Assigned task
Tally the lines in the data that follows that include the word "Meubelmakerij", and report nothing but the total.

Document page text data
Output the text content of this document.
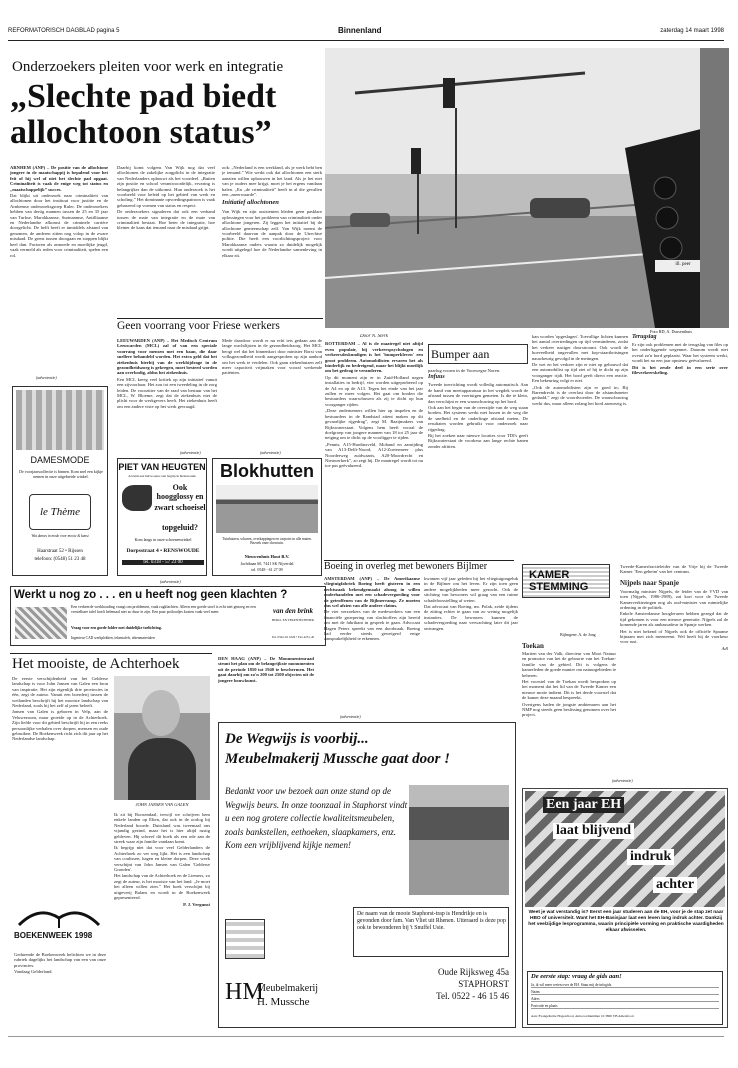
REFORMATORISCH DAGBLAD pagina 5	Binnenland	zaterdag 14 maart 1998
Onderzoekers pleiten voor werk en integratie
„Slechte pad biedt allochtoon status”

ARNHEM (ANP) – De positie van de allochtone jongere in de maatschappij is bepalend voor het feit of hij wel of niet het slechte pad opgaat. Criminaliteit is vaak de enige weg tot status en „maatschappelijk” succes.

Dat blijkt uit onderzoek naar criminaliteit van allochtonen door het instituut voor justitie en de Arnhemse onderzoeksgroep Ruler. De onderzoekers hebben van dertig mannen tussen de 25 en 35 jaar van Turkse, Marokkaanse, Surinaamse, Antilliaanse en Nederlandse afkomst de criminele carrière doorgelicht. De helft heeft er inmiddels afstand van genomen, de anderen zitten nog volop in de zware misdaad. De grens tussen doorgaan en stoppen blijkt heel dun. Factoren als armoede en moeilijke jeugd, vaak vermeld als reden voor criminaliteit, spelen een rol.

Daarbij komt volgens Van Wijk nog dat veel allochtonen de zakelijke zorgplicht in de integratie van Nederlanders opbouwt als het voordeel. „Buiten zijn positie en school verantwoordelijk, ervaring is belangrijker dan de uitkomst. Hun onderzoek is het voorbeeld voor beleid op het gebied van werk en scholing.” Het dominante opvoedingspatroon is vaak gebaseerd op vormen van status en respect.

De onderzoekers signaleren dat ook een verband tussen de mate van integratie en de mate van criminaliteit bestaat. Hoe beter de integratie, hoe kleiner de kans dat iemand naar de misdaad grijpt.

ook: „Nederland is een werkland, als je werk hebt ben je iemand.” Wie werkt ook dat allochtonen een sterk aanzien willen opbouwen in het land. Als je het niet van je ouders mee krijgt, moet je het ergens vandaan halen. „En „de criminaliteit” heeft in al die gevallen een „meerwaarde”.

Initiatief allochtonen

Van Wijk en zijn assistenten bleden geen pasklare oplossingen voor het probleem van criminaliteit onder allochtone jongeren. Zij leggen het initiatief bij de allochtone gemeenschap zelf. Van Wijk noemt de voorbeeld daarvan de aanpak door de Utrechtse politie. Die heeft een voorlichtingsproject voor Marokkaanse ouders waarin zo duidelijk mogelijk wordt uitgelegd hoe de Nederlandse samenleving in elkaar zit.

(advertentie)
DAMESMODE
De voorjaarscollectie is binnen. Kom snel een kijkje nemen in onze uitgebreide winkel.
le Thème
Wat dames in mode voor mooie & kunst
Haarstraat 52 • Rijssen
telefoon: (0548) 51 23 48
Geen voorrang voor Friese werkers

LEEUWARDEN (ANP) – Het Medisch Centrum Leeuwarden (MCL) zal of van een speciale voorrang voor mensen met een baan, die daar snellere behandeld worden. Het extra geld dat het ziekenhuis hierbij van de werkbijdrage in de gezondheidszorg is gekregen, moet besteed worden aan overbodig, aldus het ziekenhuis.

Een MCL kreeg veel kritiek op zijn initiatief vanuit een zijvoorhaar. Het zou tot een tweedeling in de zorg leiden. De voorzitter van de raad van bestuur van het MCL, W. Bloeme, zegt dat de ziekenhuis niet de plicht voor de werkgevers heeft. Het ziekenhuis heeft om een andere visie op het werk gevraagd.

Mede daardoor wordt er nu echt iets gedaan aan de lange wachtlijsten in de gezondheidszorg. Het MCL beogt wel dat het binnenkort door minister Borst van volksgezondheid wordt aangesproken op zijn aanbod om het werk te verdelen. Ook gaan ziekenhuizen zelf meer capaciteit vrijmaken voor vooral werkende patiënten.

(advertentie)
PIET VAN HEUGTEN
Al ruim een halve eeuw een begrip in Renswoude
Ook hoogglossy en
zwart schoeisel
topgeluid?
Kom langs in onze schoenenwinkel
Dorpsstraat 4 • RENSWOUDE
tel. 0318 - 57 23 00
(advertentie)
Blokhutten
Tuinhuizen, schuren, overkappingen en carports in alle maten. Bezoek onze showtuin.
Nieuwenhuis Hout B.V.
Jachtbaan 60, 7441 SK Nijverdal
tel. 0548 - 61 27 09
ill. peer
Foto RD, A. Dussenthuis

Door N. Sterk

ROTTERDAM – Al is de maatregel niet altijd even populair, bij verkeerspsychologen en verkeersdeskundigen is het 'bumperkleven' een groot probleem. Automobilisten ervaren het als hinderlijk en bedreigend, maar het blijkt moeilijk om het gedrag te veranderen.

Op dit moment zijn er in Zuid-Holland negen installaties in bedrijf, vier worden uitgeprobeerd op de A4 en op de A13. Tegen het einde van het jaar zullen er meer volgen. Het gaat om borden die bestuurders waarschuwen als zij te dicht op hun voorganger rijden.

„Deze ondernemers willen hier op inspelen en de bestuurders in de Randstad attent maken op dit gevaarlijke rijgedrag”, zegt M. Raaijmakers van Rijkswaterstaat. Volgens hem heeft vooral de doelgroep van jongere mannen van 18 tot 25 jaar de neiging om te dicht op de voorligger te rijden.

„Pennis, A15-Hardinxveld, Mohand en aanrijding van A13-Delft-Noord, A12-Zoetermeer plus Noorderweg zuidwaarts, A20-Moordrecht en Nieuwerkerk”, zo zegt hij. De maatregel wordt tot nu toe pas geëvalueerd.

Bumper aan

paarlug voorm in de Voorwegse Noren.

Infuus

Tweede toerrichting wordt volledig automatisch. Aan de hand van meetapparatuur in het wegdek wordt de afstand tussen de voertuigen gemeten. Is die te klein, dan verschijnt er een waarschuwing op het bord.

Ook aan het begin van de overzijde van de weg staan borden. Het systeem werkt met lussen in de weg die de snelheid en de onderlinge afstand meten. De resultaten worden gebruikt voor onderzoek naar rijgedrag.

Bij het zoeken naar nieuwe locaties voor TDI's geeft Rijkswaterstaat de voorkeur aan lange rechte banen zonder afritten.

kan worden 'opgeslagen'. Toevallige lichten kunnen het aantal overtredingen op tijd verminderen, zodat het verkeer rustiger doorstroomt. Ook wordt de hoeveelheid ongevallen met kop-staartbotsingen nauwkeurig gevolgd in de metingen.

De wet en het verkeer zijn er niet op gebouwd dat een automobilist op tijd ziet of hij te dicht op zijn voorganger rijdt. Het bord geeft direct een reactie. Een bekeuring volgt er niet.

„Ook de automobilisten zijn er goed in; Bij Barendrecht is de overlast door de afstandsmeter gedaald,” zegt de woordvoerder. De waarschuwing werkt dus, maar alleen zolang het bord aanwezig is.

Terugslag

Er zijn ook problemen met de terugslag van files op het onderliggende wegennet. Daarom wordt niet overal zo'n bord geplaatst. Waar het systeem werkt, wordt het na een jaar opnieuw geëvalueerd.

Dit is het zesde deel in een serie over fileverkeerskeling.

(advertentie)
Werkt u nog zo . . . en u heeft nog geen klachten ?
Een verkeerde werkhouding vraagt om problemen, vaak rugklachten. Alleen een goede stoel is echt niet genoeg en een verstelbare tafel hoeft helemaal niet zo duur te zijn. Een paar potloodjes kosten vaak veel meer.
Vraag voor een goede folder met duidelijke toelichting.
Ingenieur CAD werkplekken, tekentafels, tekenmaterialen
van den brink
BURO- EN TEKENTECHNIEK
Tel. 0342-45 1026 • Fax 4251-45
Boeing in overleg met bewoners Bijlmer

AMSTERDAM (ANP) – De Amerikaanse vliegtuigfabriek Boeing heeft gisteren in een rechtszaak bekendgemaakt alsnog in willen onderhandelen met een schadevergoeding voor de getroffenen van de Bijlmerramp. Ze moeten dus wel afzien van alle andere claims.

De vier verzoekers van de medewerkers van een financiële groepering van slachtoffers zijn bereid om met de fabrikant in gesprek te gaan. Advocaat Hagen Peters spreekt van een doorbraak. Boeing had eerder steeds geweigerd enige aansprakelijkheid te erkennen.

kwamen vijf jaar geleden bij het vliegtuigongeluk in de Bijlmer om het leven. Er zijn toen geen andere mogelijkheden meer gezocht. Ook de stichting van bewoners wil graag van een ruime schadeloosstelling af weten.

Dat advocaat van Boeing, mr. Polak, zeide tijdens de zitting echter te gaan van zo weinig mogelijk instanties. De bewoners kunnen de schadevergoeding naar verwachting later dit jaar ontvangen.

KAMER STEMMING
Bijlmgenv. A. de Jong

Toekan

Martien van der Valk, directeur van Mooi Natuur en promotor van het de geboorte van het Toekan-familie van de gebied. Dit is volgens de kamerleden de goede manier om natuurgebieden te beheren.

Het voorstel van de Toekan wordt besproken op het moment dat het lid van de Tweede Kamer een nieuwe motie indient. Dit is het derde voorstel dat de kamer deze maand bespreekt.

Overigens haden de jongste ambtenaren aan het NMP nog steeds geen beslissing genomen over het project.

Tweede-Kamerfractieleider van de Vrije bij de Tweede Kamer. 'Een geheim' van het centrum.

Nijpels naar Spanje

Voormalig minister Nijpels, de leider van de VVD van toen (Nijpels, 1986-1989), zat kort voor de Tweede Kamerverkiezingen nog als oud-minister van ruimtelijke ordening in de politiek.

Enkele Amsterdamse hoogleraren hebben gezegd dat de tijd gekomen is voor een nieuwe generatie. Nijpels zal de komende jaren als ambassadeur in Spanje werken.

Het is niet bekend of Nijpels ook de officiële Spaanse bijnaam met zich meeneemt. Wel heeft hij de voorkeur voor rust.

Adl

Het mooiste, de Achterhoek

De eerste verschijdenheid van het Gelderse landschap is voor John Jansen van Galen een bron van inspiratie. Het zijn eigenlijk drie provincies in één, zegt de auteur. Vanuit een boerderij tussen de weilanden beschrijft hij het mooiste landschap van Nederland, zoals hij het zelf al jaren beleeft.

Jansen van Galen is geboren in Velp, aan de Veluwezoom, maar groeide op in de Achterhoek. Zijn liefde voor dit gebied beschrijft hij in een reeks persoonlijke verhalen over dorpen, mensen en oude gebruiken. De Boekenweek richt zich dit jaar op het Nederlandse landschap.

JOHN JANSEN VAN GALEN

Ik zit bij Roosendaal, terwijl we schrijven hem enkele landen op Elten, dat ook in de oorlog bij Nederland hoorde. Duitsland was tweemaal ons vijandig gezind, maar het is hier altijd rustig gebleven. Hij schreef dit boek als een ode aan de streek waar zijn familie vandaan komt.

Ik begrijp niet dat voor veel Gelderlanders de Achterhoek zo ver weg lijkt. Het is een landschap van coulissen, hagen en kleine dorpen. Deze week verschijnt van John Jansen van Galen 'Gelderse Gronden'.

Het landschap van de Achterhoek en de Liemers, zo zegt de auteur, is het mooiste van het land. „Je moet het alleen willen zien.” Het boek verschijnt bij uitgeverij Balans en wordt in de Boekenweek gepresenteerd.

P. J. Vergunst

BOEKENWEEK 1998

Gedurende de Boekenweek belichten we in deze rubriek dagelijks het landschap van een van onze provincies.

Vandaag Gelderland.

DEN HAAG (ANP) – De Monumentenraad steunt het plan om de belangrijkste monumenten uit de periode 1850 tot 1940 te beschermen. Het gaat daarbij om zo'n 200 tot 2500 objecten uit de jongere bouwkunst.

(advertentie)
De Wegwijs is voorbij...
Meubelmakerij Mussche gaat door !
Bedankt voor uw bezoek aan onze stand op de Wegwijs beurs. In onze toonzaal in Staphorst vindt u een nog grotere collectie kwaliteitsmeubelen, zoals bankstellen, eethoeken, slaapkamers, enz. Kom een vrijblijvend kijkje nemen!
De naam van de mooie Staphorst-trap is Hendrikje en is gevonden door fam. Van Vliet uit Rhenen. Uiteraard is deze pop ook te bewonderen bij 't Snuffel Usie.
HM
Meubelmakerij
H. Mussche
Oude Rijksweg 45a
STAPHORST
Tel. 0522 - 46 15 46
(advertentie)
Een jaar EH
laat blijvend
indruk
achter
Weet je wat verstandig is? Eerst een jaar studeren aan de EH, voor je de stap zet naar HBO of universiteit. Want het EH-Basisjaar laat een leven lang indruk achter. Dankzij het veelzijdige lesprogramma, waarin principiële vorming en praktische vaardigheden elkaar afwisselen.
De eerste stap: vraag de gids aan!
Ja, ik wil meer weten over de EH. Stuur mij de infogids.
Naam
Adres
Postcode en plaats
Aan: Evangelische Hogeschool, Antwoordnummer 10 3800 VB Amersfoort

Exercise solution
2